OBJECTIVE
Check each line of the listing for the string "décisions", count the lines that have it, and answer with that number only.

---------------

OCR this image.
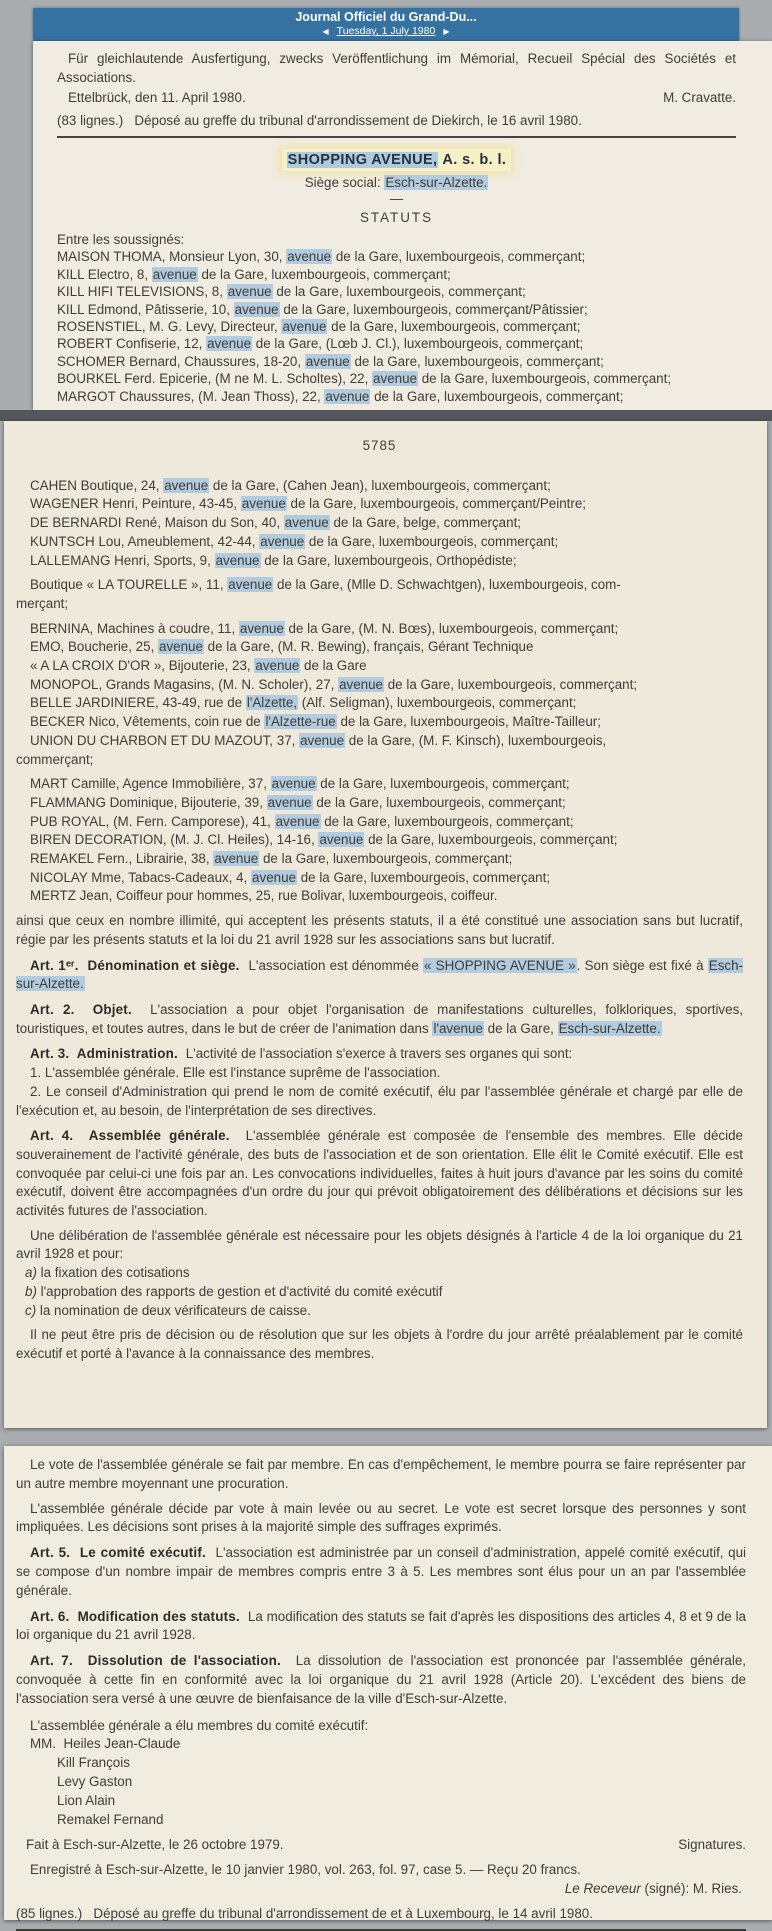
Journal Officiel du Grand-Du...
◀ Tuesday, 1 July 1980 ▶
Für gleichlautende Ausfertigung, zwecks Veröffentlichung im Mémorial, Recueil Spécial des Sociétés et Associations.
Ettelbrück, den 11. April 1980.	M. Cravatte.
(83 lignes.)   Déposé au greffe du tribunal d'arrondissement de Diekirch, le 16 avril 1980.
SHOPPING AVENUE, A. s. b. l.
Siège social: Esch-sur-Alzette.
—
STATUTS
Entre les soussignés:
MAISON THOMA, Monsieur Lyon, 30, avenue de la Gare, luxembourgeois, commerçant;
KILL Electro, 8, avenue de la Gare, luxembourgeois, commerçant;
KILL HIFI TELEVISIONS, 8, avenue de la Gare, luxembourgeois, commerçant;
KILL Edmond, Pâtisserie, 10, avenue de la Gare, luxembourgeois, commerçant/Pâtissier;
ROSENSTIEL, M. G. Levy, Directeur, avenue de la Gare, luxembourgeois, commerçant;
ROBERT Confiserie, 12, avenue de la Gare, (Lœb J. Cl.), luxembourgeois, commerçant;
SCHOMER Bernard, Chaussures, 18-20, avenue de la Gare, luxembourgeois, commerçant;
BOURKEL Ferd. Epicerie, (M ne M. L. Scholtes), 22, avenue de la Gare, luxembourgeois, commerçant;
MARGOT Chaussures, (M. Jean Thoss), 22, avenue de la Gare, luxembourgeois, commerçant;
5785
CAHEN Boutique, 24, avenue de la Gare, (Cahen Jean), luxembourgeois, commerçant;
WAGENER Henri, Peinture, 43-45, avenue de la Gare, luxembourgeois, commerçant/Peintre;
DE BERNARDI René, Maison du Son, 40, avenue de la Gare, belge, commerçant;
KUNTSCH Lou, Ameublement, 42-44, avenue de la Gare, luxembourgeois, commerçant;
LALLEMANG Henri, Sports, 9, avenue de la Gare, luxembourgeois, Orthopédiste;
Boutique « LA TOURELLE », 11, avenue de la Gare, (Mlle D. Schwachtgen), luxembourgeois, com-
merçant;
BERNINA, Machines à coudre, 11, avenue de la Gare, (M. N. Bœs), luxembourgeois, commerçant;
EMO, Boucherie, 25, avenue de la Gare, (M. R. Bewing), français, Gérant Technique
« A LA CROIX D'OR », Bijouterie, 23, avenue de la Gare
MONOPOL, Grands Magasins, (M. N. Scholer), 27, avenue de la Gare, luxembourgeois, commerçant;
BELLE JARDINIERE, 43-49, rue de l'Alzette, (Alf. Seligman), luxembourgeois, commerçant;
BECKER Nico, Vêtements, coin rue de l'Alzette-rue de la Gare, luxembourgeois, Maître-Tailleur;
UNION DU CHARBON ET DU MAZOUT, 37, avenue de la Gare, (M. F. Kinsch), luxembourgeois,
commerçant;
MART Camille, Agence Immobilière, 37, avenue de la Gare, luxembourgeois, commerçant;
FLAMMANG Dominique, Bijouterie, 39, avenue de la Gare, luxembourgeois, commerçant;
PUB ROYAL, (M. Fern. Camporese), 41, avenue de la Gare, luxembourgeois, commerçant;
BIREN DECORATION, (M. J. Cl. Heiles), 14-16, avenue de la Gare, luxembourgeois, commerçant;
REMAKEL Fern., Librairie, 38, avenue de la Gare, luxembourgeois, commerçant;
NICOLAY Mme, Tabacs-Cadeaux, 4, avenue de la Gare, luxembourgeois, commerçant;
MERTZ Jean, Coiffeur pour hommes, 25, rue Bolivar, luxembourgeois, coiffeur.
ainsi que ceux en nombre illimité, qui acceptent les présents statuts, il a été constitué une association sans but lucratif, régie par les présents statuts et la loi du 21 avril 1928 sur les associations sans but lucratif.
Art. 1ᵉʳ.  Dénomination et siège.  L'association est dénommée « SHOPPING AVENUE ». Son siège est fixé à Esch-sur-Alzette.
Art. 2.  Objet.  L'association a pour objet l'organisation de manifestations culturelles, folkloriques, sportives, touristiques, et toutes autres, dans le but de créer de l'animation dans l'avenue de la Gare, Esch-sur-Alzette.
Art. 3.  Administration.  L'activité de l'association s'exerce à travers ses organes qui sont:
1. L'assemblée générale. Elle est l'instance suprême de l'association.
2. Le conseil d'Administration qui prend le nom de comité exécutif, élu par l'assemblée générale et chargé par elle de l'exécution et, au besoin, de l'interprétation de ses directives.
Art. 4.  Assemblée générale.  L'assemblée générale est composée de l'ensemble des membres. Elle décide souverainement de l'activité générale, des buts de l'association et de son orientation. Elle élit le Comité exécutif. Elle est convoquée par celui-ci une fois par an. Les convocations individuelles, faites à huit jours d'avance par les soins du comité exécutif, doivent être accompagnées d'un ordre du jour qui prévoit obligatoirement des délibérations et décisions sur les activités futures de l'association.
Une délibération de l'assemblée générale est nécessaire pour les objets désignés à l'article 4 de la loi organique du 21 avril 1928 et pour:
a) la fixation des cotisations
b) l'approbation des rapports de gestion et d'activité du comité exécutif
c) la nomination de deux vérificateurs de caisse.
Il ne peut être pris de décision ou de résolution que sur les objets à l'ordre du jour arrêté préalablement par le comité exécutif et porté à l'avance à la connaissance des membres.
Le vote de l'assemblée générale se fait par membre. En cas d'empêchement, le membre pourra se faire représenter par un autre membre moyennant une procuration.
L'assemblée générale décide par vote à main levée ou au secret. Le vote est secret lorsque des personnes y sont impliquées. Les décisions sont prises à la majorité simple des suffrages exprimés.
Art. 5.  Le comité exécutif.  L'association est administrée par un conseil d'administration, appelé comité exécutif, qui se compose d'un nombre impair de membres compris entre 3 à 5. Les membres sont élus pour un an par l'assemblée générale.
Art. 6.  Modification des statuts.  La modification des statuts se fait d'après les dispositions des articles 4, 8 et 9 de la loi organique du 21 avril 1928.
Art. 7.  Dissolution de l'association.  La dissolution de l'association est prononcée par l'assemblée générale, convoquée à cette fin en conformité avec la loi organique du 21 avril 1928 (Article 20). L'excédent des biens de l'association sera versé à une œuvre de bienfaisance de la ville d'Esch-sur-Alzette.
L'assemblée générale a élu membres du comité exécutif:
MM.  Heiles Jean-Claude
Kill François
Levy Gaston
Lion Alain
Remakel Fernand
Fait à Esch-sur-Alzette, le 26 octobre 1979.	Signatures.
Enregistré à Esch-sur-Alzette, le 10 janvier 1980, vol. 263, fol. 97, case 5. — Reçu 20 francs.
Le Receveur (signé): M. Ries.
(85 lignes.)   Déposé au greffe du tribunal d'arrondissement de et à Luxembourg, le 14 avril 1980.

---------------

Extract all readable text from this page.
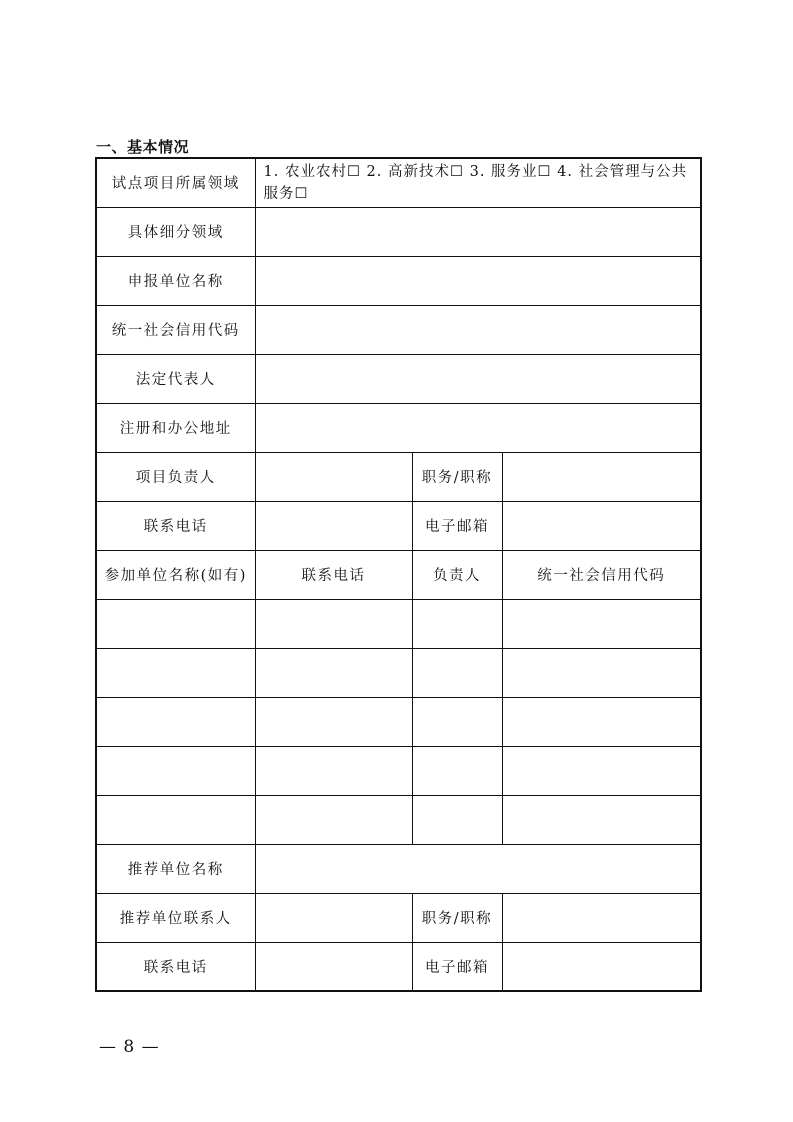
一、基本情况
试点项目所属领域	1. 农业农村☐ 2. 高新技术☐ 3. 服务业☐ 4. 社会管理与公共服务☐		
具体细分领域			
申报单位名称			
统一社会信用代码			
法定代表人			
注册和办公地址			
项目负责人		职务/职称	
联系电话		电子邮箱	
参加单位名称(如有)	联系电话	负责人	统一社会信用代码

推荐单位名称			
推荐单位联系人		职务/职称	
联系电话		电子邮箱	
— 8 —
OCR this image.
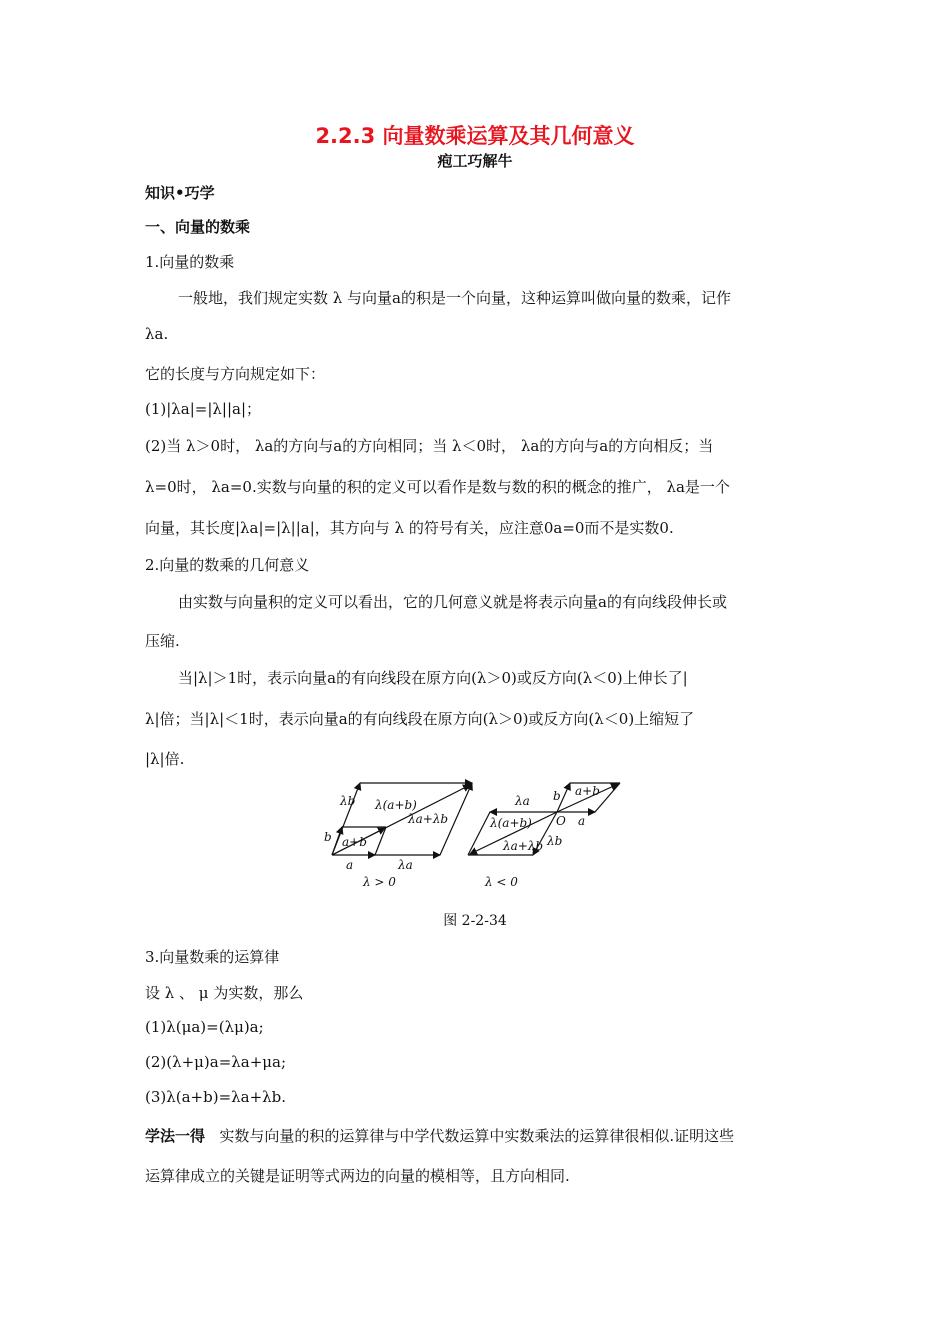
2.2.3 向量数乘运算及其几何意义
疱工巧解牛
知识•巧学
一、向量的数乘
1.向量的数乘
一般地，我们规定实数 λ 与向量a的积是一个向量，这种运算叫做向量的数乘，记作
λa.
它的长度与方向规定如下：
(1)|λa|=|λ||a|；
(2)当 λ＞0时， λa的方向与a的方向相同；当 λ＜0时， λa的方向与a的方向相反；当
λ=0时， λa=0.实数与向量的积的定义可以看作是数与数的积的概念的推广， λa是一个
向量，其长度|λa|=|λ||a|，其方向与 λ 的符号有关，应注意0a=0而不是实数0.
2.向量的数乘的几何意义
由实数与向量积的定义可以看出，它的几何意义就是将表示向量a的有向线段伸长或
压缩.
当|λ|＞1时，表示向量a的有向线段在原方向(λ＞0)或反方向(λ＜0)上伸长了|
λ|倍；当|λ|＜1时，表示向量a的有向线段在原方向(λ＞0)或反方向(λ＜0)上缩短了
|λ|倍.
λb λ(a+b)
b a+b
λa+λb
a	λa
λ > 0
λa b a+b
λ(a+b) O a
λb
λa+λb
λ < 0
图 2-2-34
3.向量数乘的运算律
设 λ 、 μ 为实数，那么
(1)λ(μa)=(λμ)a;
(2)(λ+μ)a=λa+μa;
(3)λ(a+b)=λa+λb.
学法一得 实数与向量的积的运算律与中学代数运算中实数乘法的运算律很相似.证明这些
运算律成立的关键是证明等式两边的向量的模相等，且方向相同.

---------------

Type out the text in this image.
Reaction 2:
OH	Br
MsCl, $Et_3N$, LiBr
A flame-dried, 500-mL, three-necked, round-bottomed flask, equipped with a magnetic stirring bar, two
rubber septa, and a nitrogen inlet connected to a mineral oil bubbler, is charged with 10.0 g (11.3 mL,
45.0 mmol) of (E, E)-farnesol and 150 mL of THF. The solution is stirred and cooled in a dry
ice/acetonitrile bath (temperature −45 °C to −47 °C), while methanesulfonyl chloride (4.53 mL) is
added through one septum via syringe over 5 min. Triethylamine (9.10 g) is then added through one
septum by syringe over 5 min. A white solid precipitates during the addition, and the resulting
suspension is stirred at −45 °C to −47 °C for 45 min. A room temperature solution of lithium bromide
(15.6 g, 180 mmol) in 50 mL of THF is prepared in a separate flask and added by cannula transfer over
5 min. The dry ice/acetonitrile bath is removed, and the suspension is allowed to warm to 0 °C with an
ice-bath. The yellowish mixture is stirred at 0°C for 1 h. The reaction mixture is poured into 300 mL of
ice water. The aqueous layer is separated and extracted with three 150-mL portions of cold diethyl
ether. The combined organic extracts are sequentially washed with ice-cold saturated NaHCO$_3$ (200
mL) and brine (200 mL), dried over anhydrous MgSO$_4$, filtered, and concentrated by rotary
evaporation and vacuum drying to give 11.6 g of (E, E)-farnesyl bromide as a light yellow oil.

---------------

ANSWER TO THIS EXERCISE
2